## Stated exercise
Count the lines below that contain "squishy". Give only the number.

## Available records

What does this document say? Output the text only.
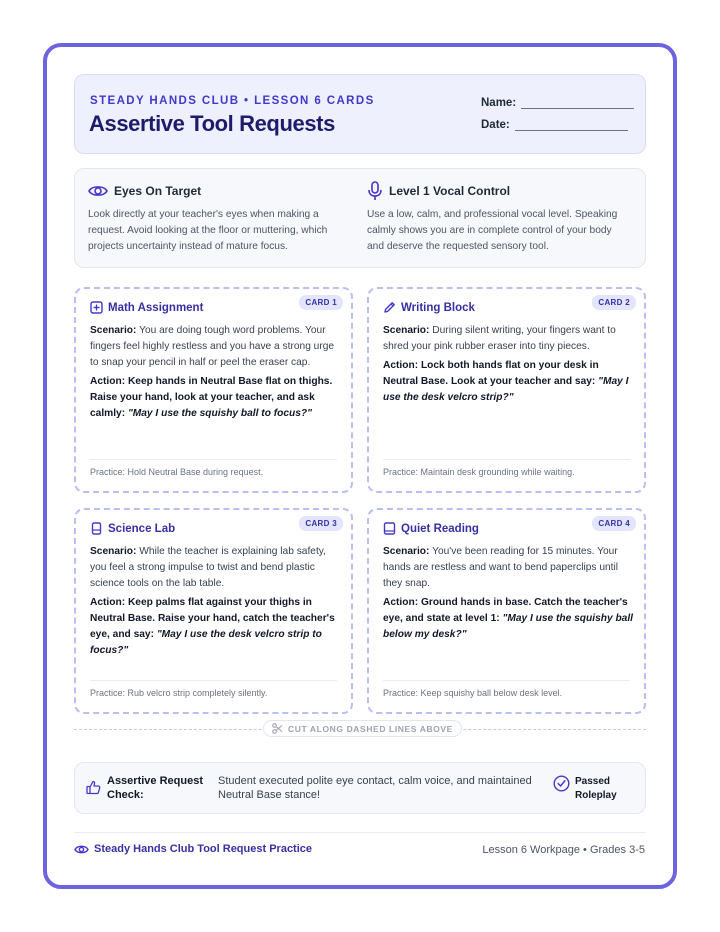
STEADY HANDS CLUB • LESSON 6 CARDS
Assertive Tool Requests
Name:
Date:
Eyes On Target
Look directly at your teacher's eyes when making a request. Avoid looking at the floor or muttering, which projects uncertainty instead of mature focus.
Level 1 Vocal Control
Use a low, calm, and professional vocal level. Speaking calmly shows you are in complete control of your body and deserve the requested sensory tool.
CARD 1
Math Assignment
Scenario: You are doing tough word problems. Your fingers feel highly restless and you have a strong urge to snap your pencil in half or peel the eraser cap.
Action: Keep hands in Neutral Base flat on thighs. Raise your hand, look at your teacher, and ask calmly: "May I use the squishy ball to focus?"
Practice: Hold Neutral Base during request.
CARD 2
Writing Block
Scenario: During silent writing, your fingers want to shred your pink rubber eraser into tiny pieces.
Action: Lock both hands flat on your desk in Neutral Base. Look at your teacher and say: "May I use the desk velcro strip?"
Practice: Maintain desk grounding while waiting.
CARD 3
Science Lab
Scenario: While the teacher is explaining lab safety, you feel a strong impulse to twist and bend plastic science tools on the lab table.
Action: Keep palms flat against your thighs in Neutral Base. Raise your hand, catch the teacher's eye, and say: "May I use the desk velcro strip to focus?"
Practice: Rub velcro strip completely silently.
CARD 4
Quiet Reading
Scenario: You've been reading for 15 minutes. Your hands are restless and want to bend paperclips until they snap.
Action: Ground hands in base. Catch the teacher's eye, and state at level 1: "May I use the squishy ball below my desk?"
Practice: Keep squishy ball below desk level.
CUT ALONG DASHED LINES ABOVE
Assertive Request Check:
Student executed polite eye contact, calm voice, and maintained Neutral Base stance!
Passed Roleplay
Steady Hands Club Tool Request Practice	Lesson 6 Workpage • Grades 3-5
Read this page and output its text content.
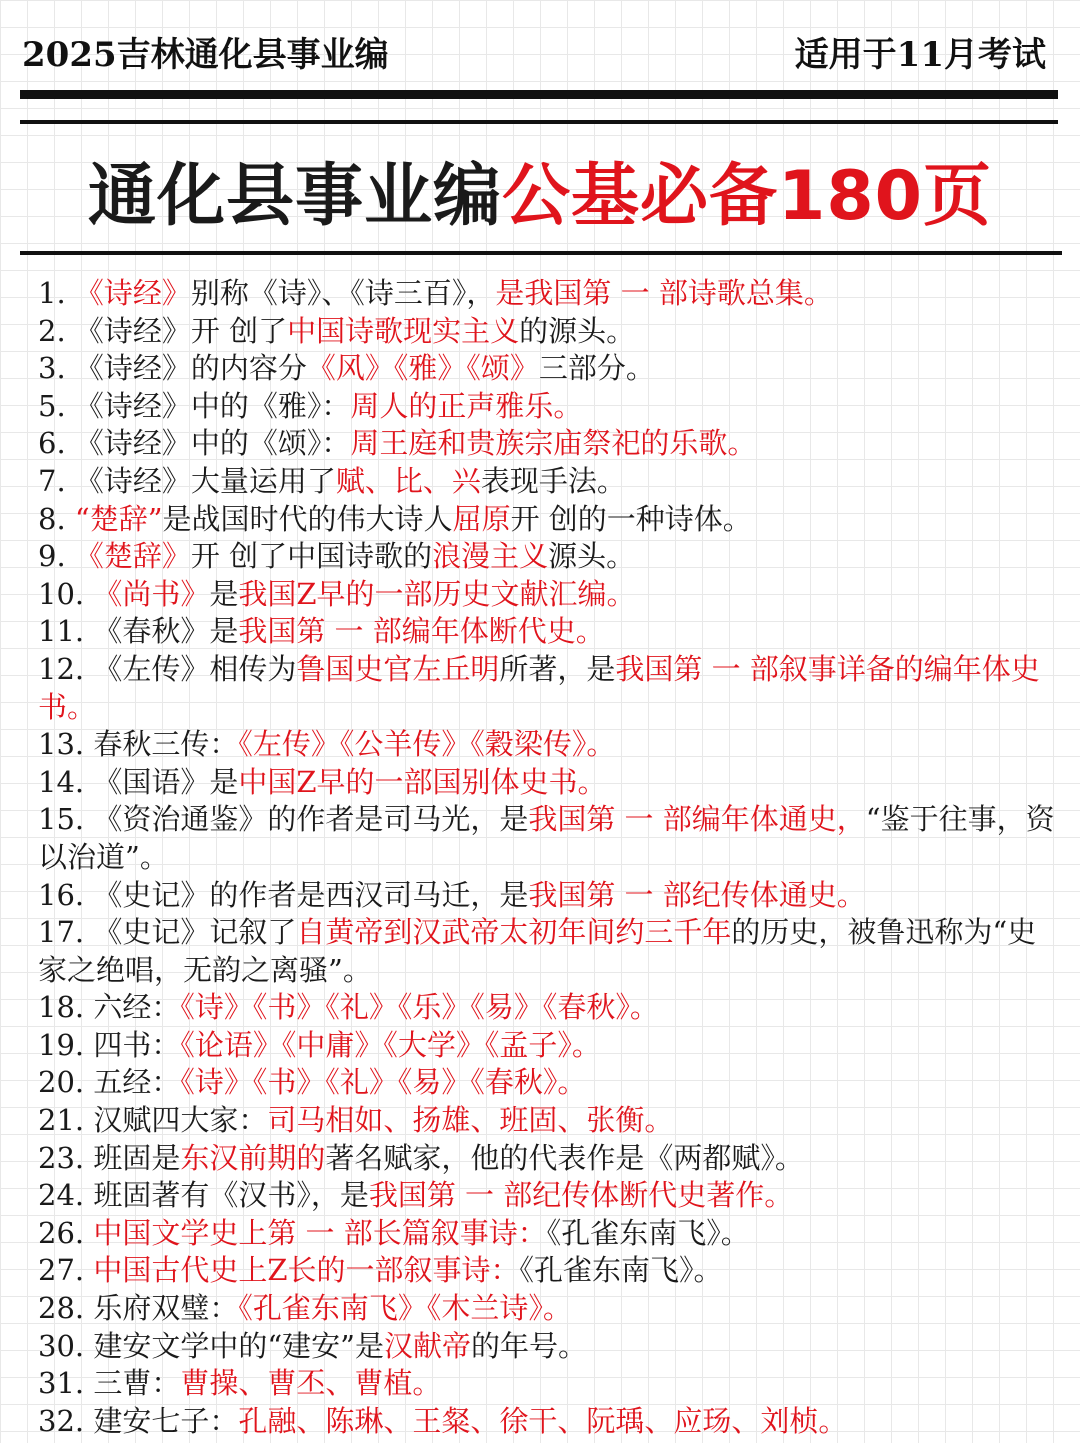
2025吉林通化县事业编	适用于11月考试
通化县事业编公基必备180页

1. 《诗经》别称《诗》、《诗三百》，是我国第 一 部诗歌总集。

2. 《诗经》开 创了中国诗歌现实主义的源头。

3. 《诗经》的内容分《风》《雅》《颂》三部分。

5. 《诗经》中的《雅》：周人的正声雅乐。

6. 《诗经》中的《颂》：周王庭和贵族宗庙祭祀的乐歌。

7. 《诗经》大量运用了赋、比、兴表现手法。

8. “楚辞”是战国时代的伟大诗人屈原开 创的一种诗体。

9. 《楚辞》开 创了中国诗歌的浪漫主义源头。

10. 《尚书》是我国Z早的一部历史文献汇编。

11. 《春秋》是我国第 一 部编年体断代史。

12. 《左传》相传为鲁国史官左丘明所著，是我国第 一 部叙事详备的编年体史书。

13. 春秋三传：《左传》《公羊传》《穀梁传》。

14. 《国语》是中国Z早的一部国别体史书。

15. 《资治通鉴》的作者是司马光，是我国第 一 部编年体通史，“鉴于往事，资以治道”。

16. 《史记》的作者是西汉司马迁，是我国第 一 部纪传体通史。

17. 《史记》记叙了自黄帝到汉武帝太初年间约三千年的历史，被鲁迅称为“史家之绝唱，无韵之离骚”。

18. 六经：《诗》《书》《礼》《乐》《易》《春秋》。

19. 四书：《论语》《中庸》《大学》《孟子》。

20. 五经：《诗》《书》《礼》《易》《春秋》。

21. 汉赋四大家：司马相如、扬雄、班固、张衡。

23. 班固是东汉前期的著名赋家，他的代表作是《两都赋》。

24. 班固著有《汉书》，是我国第 一 部纪传体断代史著作。

26. 中国文学史上第 一 部长篇叙事诗：《孔雀东南飞》。

27. 中国古代史上Z长的一部叙事诗：《孔雀东南飞》。

28. 乐府双璧：《孔雀东南飞》《木兰诗》。

30. 建安文学中的“建安”是汉献帝的年号。

31. 三曹：曹操、曹丕、曹植。

32. 建安七子：孔融、陈琳、王粲、徐干、阮瑀、应玚、刘桢。
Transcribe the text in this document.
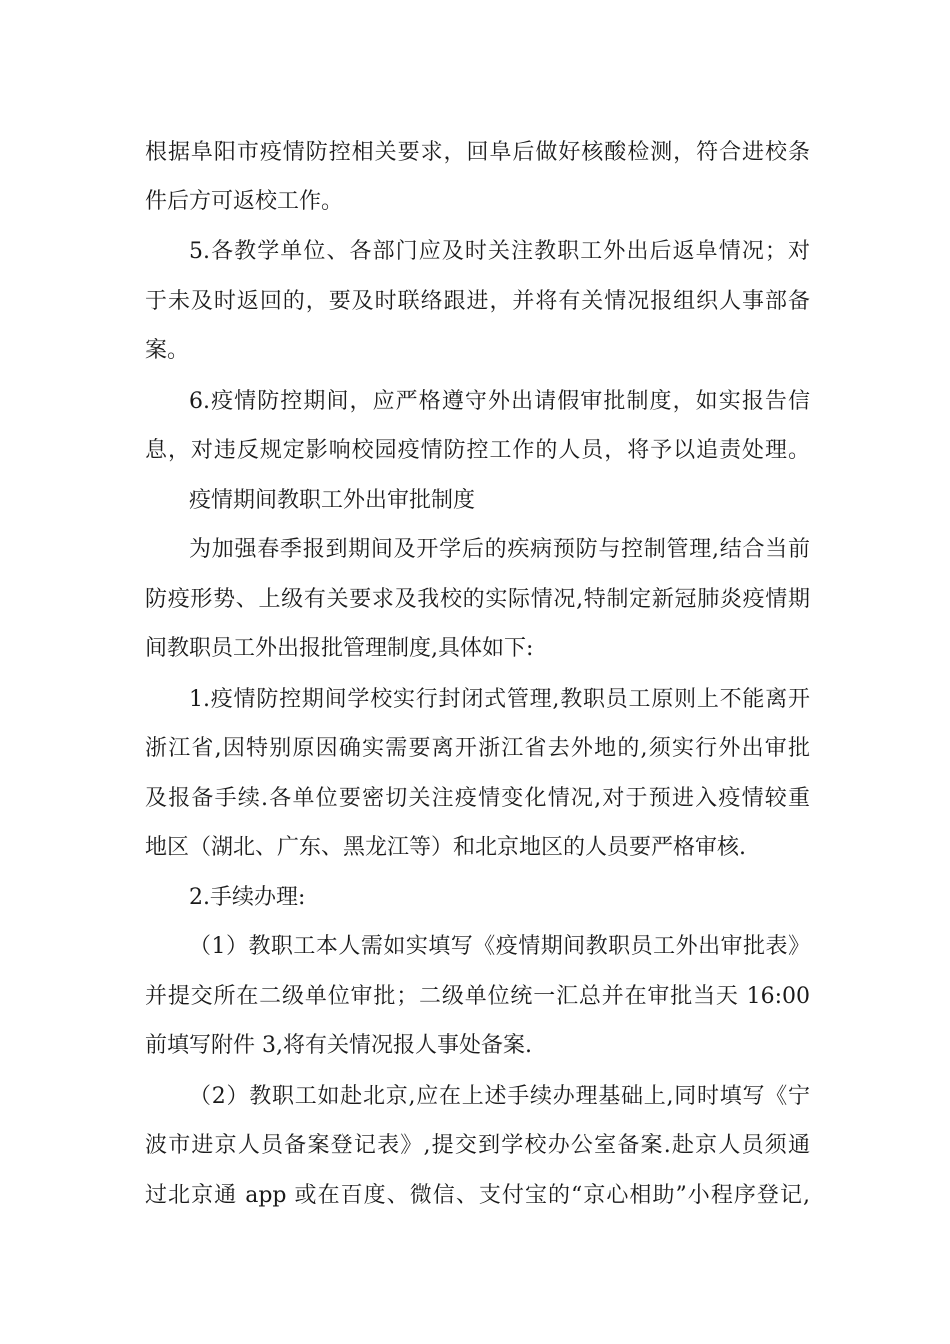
根据阜阳市疫情防控相关要求，回阜后做好核酸检测，符合进校条
件后方可返校工作。
5.各教学单位、各部门应及时关注教职工外出后返阜情况；对
于未及时返回的，要及时联络跟进，并将有关情况报组织人事部备
案。
6.疫情防控期间，应严格遵守外出请假审批制度，如实报告信
息，对违反规定影响校园疫情防控工作的人员，将予以追责处理。
疫情期间教职工外出审批制度
为加强春季报到期间及开学后的疾病预防与控制管理,结合当前
防疫形势、上级有关要求及我校的实际情况,特制定新冠肺炎疫情期
间教职员工外出报批管理制度,具体如下:
1.疫情防控期间学校实行封闭式管理,教职员工原则上不能离开
浙江省,因特别原因确实需要离开浙江省去外地的,须实行外出审批
及报备手续.各单位要密切关注疫情变化情况,对于预进入疫情较重
地区（湖北、广东、黑龙江等）和北京地区的人员要严格审核.
2.手续办理:
（1）教职工本人需如实填写《疫情期间教职员工外出审批表》
并提交所在二级单位审批；二级单位统一汇总并在审批当天 16:00
前填写附件 3,将有关情况报人事处备案.
（2）教职工如赴北京,应在上述手续办理基础上,同时填写《宁
波市进京人员备案登记表》,提交到学校办公室备案.赴京人员须通
过北京通 app 或在百度、微信、支付宝的“京心相助”小程序登记,
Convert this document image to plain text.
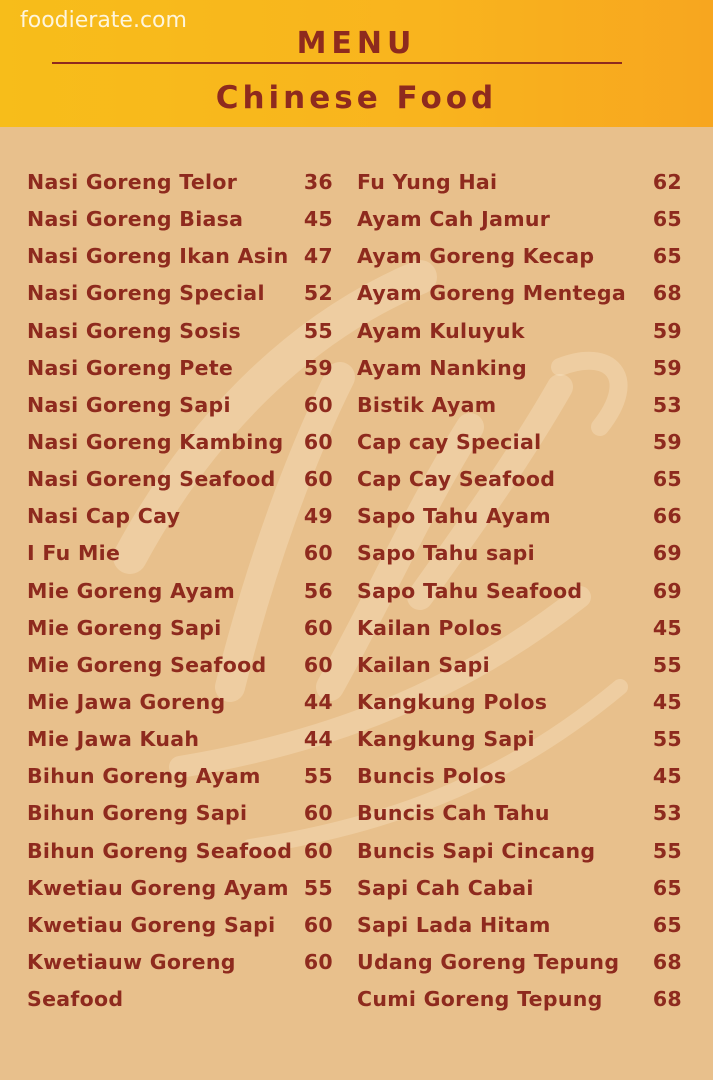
foodierate.com
MENU
Chinese Food
Nasi Goreng Telor	36
Nasi Goreng Biasa	45
Nasi Goreng Ikan Asin 47
Nasi Goreng Special 52
Nasi Goreng Sosis	55
Nasi Goreng Pete	59
Nasi Goreng Sapi	60
Nasi Goreng Kambing 60
Nasi Goreng Seafood 60
Nasi Cap Cay	49
I Fu Mie	60
Mie Goreng Ayam	56
Mie Goreng Sapi	60
Mie Goreng Seafood 60
Mie Jawa Goreng	44
Mie Jawa Kuah	44
Bihun Goreng Ayam 55
Bihun Goreng Sapi	60
Bihun Goreng Seafood 60
Kwetiau Goreng Ayam 55
Kwetiau Goreng Sapi 60
Kwetiauw Goreng	60
Seafood
Fu Yung Hai	62
Ayam Cah Jamur	65
Ayam Goreng Kecap	65
Ayam Goreng Mentega 68
Ayam Kuluyuk	59
Ayam Nanking	59
Bistik Ayam	53
Cap cay Special	59
Cap Cay Seafood	65
Sapo Tahu Ayam	66
Sapo Tahu sapi	69
Sapo Tahu Seafood	69
Kailan Polos	45
Kailan Sapi	55
Kangkung Polos	45
Kangkung Sapi	55
Buncis Polos	45
Buncis Cah Tahu	53
Buncis Sapi Cincang	55
Sapi Cah Cabai	65
Sapi Lada Hitam	65
Udang Goreng Tepung 68
Cumi Goreng Tepung 68
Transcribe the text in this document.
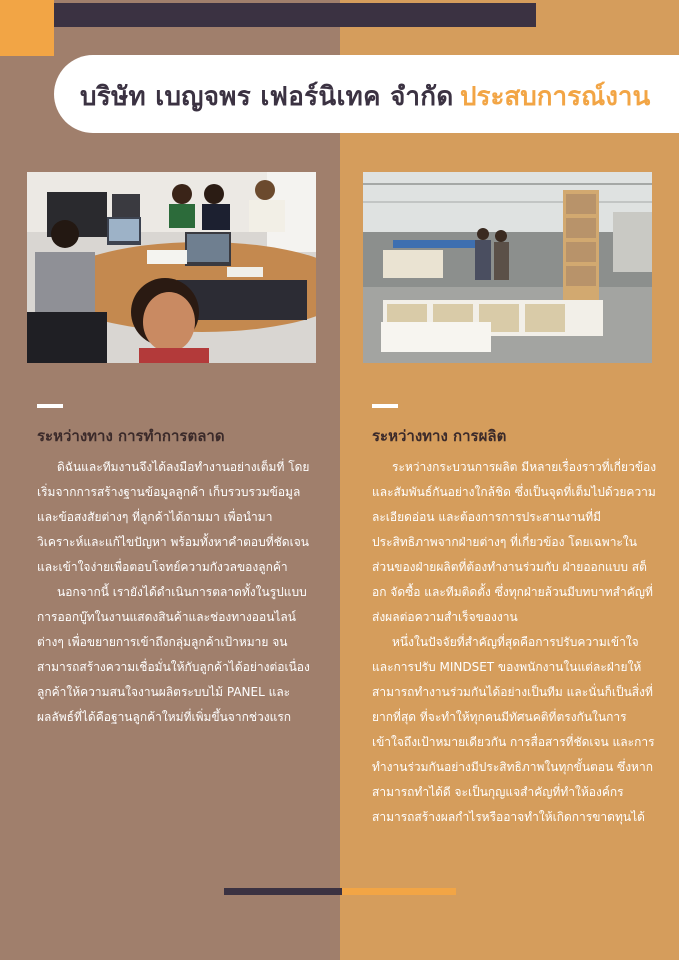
บริษัท เบญจพร เฟอร์นิเทค จำกัด ประสบการณ์งาน
ระหว่างทาง การทำการตลาด	ระหว่างทาง การผลิต

ดิฉันและทีมงานจึงได้ลงมือทำงานอย่างเต็มที่ โดยเริ่มจากการสร้างฐานข้อมูลลูกค้า เก็บรวบรวมข้อมูลและข้อสงสัยต่างๆ ที่ลูกค้าได้ถามมา เพื่อนำมาวิเคราะห์และแก้ไขปัญหา พร้อมทั้งหาคำตอบที่ชัดเจนและเข้าใจง่ายเพื่อตอบโจทย์ความกังวลของลูกค้า

นอกจากนี้ เรายังได้ดำเนินการตลาดทั้งในรูปแบบการออกบู๊ทในงานแสดงสินค้าและช่องทางออนไลน์ต่างๆ เพื่อขยายการเข้าถึงกลุ่มลูกค้าเป้าหมาย จนสามารถสร้างความเชื่อมั่นให้กับลูกค้าได้อย่างต่อเนื่อง ลูกค้าให้ความสนใจงานผลิตระบบไม้ PANEL และผลลัพธ์ที่ได้คือฐานลูกค้าใหม่ที่เพิ่มขึ้นจากช่วงแรก

ระหว่างกระบวนการผลิต มีหลายเรื่องราวที่เกี่ยวข้องและสัมพันธ์กันอย่างใกล้ชิด ซึ่งเป็นจุดที่เต็มไปด้วยความละเอียดอ่อน และต้องการการประสานงานที่มีประสิทธิภาพจากฝ่ายต่างๆ ที่เกี่ยวข้อง โดยเฉพาะในส่วนของฝ่ายผลิตที่ต้องทำงานร่วมกับ ฝ่ายออกแบบ สต็อก จัดซื้อ และทีมติดตั้ง ซึ่งทุกฝ่ายล้วนมีบทบาทสำคัญที่ส่งผลต่อความสำเร็จของงาน

หนึ่งในปัจจัยที่สำคัญที่สุดคือการปรับความเข้าใจและการปรับ MINDSET ของพนักงานในแต่ละฝ่ายให้สามารถทำงานร่วมกันได้อย่างเป็นทีม และนั่นก็เป็นสิ่งที่ยากที่สุด ที่จะทำให้ทุกคนมีทัศนคติที่ตรงกันในการเข้าใจถึงเป้าหมายเดียวกัน การสื่อสารที่ชัดเจน และการทำงานร่วมกันอย่างมีประสิทธิภาพในทุกขั้นตอน ซึ่งหากสามารถทำได้ดี จะเป็นกุญแจสำคัญที่ทำให้องค์กรสามารถสร้างผลกำไรหรืออาจทำให้เกิดการขาดทุนได้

## Answer to the exercise
3